Work to be completed:
Each line that includes the word "Racanato" counts once; give the total and nothing more.

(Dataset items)
_ _ _ _ _ _ _

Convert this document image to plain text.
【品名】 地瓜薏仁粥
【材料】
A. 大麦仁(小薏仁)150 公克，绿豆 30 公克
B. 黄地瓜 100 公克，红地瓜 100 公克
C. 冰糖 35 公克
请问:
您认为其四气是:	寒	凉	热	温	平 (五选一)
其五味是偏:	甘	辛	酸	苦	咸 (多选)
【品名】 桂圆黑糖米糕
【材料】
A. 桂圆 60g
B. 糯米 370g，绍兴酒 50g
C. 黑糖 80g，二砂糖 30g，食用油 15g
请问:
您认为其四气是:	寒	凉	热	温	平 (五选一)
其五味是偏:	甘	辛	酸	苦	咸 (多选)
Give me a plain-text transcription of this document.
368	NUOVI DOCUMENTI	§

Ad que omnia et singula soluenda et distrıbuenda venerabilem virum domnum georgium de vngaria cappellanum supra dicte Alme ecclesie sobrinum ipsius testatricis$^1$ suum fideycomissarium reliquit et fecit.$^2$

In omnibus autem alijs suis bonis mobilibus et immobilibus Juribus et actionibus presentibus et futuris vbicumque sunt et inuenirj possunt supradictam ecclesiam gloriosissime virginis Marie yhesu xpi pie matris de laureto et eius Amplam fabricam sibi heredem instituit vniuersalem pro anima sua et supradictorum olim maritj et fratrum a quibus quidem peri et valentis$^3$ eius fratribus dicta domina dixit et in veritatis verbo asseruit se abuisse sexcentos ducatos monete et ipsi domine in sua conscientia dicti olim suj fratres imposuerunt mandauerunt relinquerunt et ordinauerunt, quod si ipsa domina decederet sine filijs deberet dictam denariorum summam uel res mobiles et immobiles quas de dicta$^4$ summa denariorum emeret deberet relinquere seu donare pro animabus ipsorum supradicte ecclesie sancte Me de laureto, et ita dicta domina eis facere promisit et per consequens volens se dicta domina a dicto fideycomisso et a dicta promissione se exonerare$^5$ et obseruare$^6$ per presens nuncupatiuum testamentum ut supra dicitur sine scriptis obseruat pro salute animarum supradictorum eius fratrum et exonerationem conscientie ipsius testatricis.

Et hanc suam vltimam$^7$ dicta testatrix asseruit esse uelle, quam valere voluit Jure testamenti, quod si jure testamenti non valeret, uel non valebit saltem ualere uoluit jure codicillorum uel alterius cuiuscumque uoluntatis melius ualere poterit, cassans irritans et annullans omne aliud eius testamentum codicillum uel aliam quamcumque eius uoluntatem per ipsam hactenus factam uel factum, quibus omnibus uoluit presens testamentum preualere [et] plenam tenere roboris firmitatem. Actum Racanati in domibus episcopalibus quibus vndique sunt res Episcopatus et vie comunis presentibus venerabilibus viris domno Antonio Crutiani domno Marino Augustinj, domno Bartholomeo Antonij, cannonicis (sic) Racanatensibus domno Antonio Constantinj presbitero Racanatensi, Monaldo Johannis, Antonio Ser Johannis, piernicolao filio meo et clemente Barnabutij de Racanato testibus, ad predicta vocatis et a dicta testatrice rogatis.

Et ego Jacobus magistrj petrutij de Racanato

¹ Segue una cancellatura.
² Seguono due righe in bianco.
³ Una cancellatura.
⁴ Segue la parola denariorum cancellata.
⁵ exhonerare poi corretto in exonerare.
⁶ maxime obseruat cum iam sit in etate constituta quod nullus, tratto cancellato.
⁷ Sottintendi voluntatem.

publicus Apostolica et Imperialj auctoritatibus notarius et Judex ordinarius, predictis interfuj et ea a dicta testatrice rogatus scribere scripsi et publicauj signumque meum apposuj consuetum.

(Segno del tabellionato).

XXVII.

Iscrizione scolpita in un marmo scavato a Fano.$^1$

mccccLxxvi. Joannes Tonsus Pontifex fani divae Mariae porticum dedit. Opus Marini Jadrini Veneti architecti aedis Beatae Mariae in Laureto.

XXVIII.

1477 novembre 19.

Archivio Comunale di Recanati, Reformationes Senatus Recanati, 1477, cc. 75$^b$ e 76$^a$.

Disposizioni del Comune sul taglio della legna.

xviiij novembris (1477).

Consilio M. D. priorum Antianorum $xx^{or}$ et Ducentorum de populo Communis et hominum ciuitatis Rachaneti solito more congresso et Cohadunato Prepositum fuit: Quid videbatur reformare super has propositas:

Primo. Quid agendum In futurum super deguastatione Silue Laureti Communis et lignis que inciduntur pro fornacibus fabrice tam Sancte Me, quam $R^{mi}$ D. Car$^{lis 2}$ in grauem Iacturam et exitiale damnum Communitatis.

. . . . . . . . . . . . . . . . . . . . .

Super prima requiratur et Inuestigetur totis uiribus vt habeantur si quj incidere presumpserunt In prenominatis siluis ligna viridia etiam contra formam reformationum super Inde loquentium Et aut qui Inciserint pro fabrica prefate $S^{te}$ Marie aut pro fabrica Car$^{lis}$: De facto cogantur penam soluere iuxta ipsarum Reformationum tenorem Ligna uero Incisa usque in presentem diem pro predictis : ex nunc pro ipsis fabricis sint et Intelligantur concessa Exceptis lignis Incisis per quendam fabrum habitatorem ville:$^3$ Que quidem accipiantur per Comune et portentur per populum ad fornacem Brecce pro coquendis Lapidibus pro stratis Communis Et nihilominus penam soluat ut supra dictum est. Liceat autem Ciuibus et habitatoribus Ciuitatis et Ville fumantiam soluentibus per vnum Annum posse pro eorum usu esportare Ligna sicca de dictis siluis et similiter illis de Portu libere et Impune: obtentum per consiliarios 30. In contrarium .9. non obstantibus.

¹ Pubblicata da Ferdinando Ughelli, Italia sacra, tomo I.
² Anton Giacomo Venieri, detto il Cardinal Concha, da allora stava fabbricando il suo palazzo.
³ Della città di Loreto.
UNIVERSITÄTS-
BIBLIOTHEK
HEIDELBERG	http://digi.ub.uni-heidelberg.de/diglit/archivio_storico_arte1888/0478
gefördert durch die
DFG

_ _ _ _ _ _ _

Solution to this exercise:
2